- THE PROBLEM: Go through the records below line by line. Count the lines with "question" and give the count alone.

- RECORDS SHOWN:
- - - -

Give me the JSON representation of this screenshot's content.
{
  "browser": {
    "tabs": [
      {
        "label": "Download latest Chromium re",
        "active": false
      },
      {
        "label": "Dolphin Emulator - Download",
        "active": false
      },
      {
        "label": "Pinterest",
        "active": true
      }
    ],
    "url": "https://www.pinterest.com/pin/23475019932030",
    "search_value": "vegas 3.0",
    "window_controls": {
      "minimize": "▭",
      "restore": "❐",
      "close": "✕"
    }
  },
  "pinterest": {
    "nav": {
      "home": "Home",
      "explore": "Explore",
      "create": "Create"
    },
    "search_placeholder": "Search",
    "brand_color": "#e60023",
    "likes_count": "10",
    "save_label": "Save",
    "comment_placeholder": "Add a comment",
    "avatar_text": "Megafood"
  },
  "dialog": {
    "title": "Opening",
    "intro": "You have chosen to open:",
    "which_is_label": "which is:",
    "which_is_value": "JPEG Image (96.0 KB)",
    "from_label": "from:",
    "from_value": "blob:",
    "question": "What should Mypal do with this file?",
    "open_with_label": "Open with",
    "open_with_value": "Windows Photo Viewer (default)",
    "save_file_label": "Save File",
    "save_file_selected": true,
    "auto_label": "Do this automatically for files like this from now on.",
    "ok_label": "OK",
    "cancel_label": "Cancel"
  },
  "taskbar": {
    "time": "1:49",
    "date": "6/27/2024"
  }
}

- - - -

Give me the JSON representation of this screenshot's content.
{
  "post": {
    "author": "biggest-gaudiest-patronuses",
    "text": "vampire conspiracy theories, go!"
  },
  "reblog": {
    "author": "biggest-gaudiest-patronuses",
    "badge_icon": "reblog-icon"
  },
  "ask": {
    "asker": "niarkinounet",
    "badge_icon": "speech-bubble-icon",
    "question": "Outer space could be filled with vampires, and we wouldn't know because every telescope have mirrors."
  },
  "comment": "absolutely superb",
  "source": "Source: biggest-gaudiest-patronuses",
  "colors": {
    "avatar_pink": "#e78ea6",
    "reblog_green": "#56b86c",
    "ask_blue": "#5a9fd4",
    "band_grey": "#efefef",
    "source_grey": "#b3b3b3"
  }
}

- - - -

- COMPLETED EXERCISE: 2